--- Directions for this task ---
Copy every line that holds "Temperature".

(Stored data)

──────────

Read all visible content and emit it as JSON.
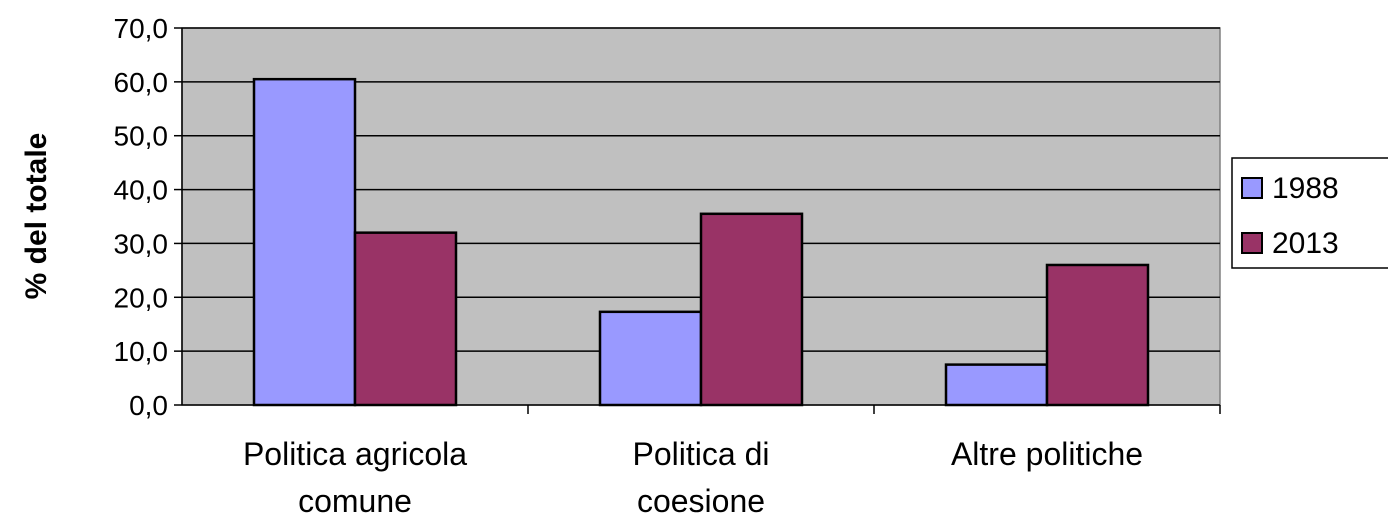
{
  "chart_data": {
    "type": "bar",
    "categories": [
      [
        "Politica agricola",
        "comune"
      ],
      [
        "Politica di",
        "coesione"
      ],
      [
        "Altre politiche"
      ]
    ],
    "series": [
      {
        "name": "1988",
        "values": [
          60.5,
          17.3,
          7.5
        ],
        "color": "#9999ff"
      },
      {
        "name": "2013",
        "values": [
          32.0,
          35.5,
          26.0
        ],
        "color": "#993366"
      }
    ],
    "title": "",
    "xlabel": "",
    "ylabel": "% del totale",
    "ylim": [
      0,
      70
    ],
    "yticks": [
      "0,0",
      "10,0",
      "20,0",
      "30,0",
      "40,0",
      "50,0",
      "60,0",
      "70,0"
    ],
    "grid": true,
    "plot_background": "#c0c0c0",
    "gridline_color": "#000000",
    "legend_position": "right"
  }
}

──────────

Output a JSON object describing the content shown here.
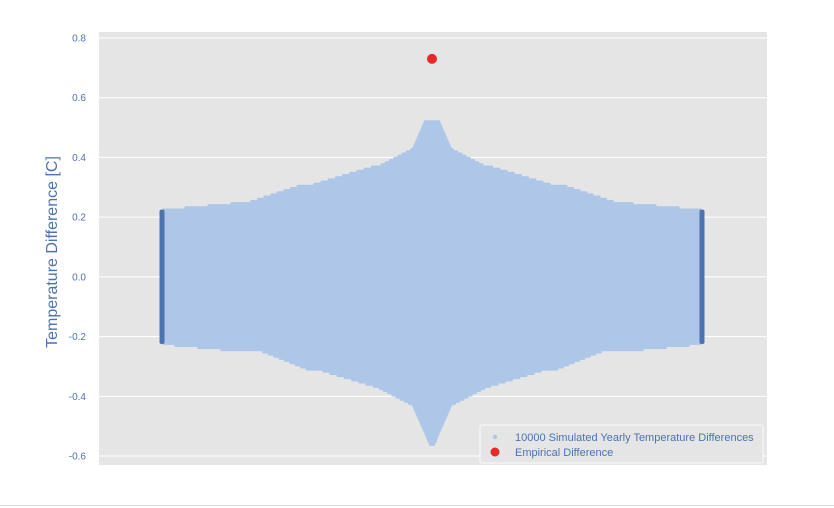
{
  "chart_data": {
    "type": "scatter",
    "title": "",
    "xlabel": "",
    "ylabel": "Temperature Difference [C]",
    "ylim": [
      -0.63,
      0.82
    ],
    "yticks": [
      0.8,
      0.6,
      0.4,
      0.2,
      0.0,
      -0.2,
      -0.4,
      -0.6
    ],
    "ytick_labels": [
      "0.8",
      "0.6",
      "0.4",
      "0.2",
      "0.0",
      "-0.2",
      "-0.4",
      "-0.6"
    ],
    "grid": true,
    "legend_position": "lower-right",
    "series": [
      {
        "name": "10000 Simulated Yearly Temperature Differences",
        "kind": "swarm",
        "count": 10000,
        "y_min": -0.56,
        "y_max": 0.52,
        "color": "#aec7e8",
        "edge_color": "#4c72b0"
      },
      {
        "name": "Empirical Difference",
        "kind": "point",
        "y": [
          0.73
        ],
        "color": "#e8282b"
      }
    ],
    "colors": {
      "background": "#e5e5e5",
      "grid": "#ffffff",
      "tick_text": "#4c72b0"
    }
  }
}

──────────

--- Task answer ---
    "ylabel": "Temperature Difference [C]",
        "name": "10000 Simulated Yearly Temperature Differences",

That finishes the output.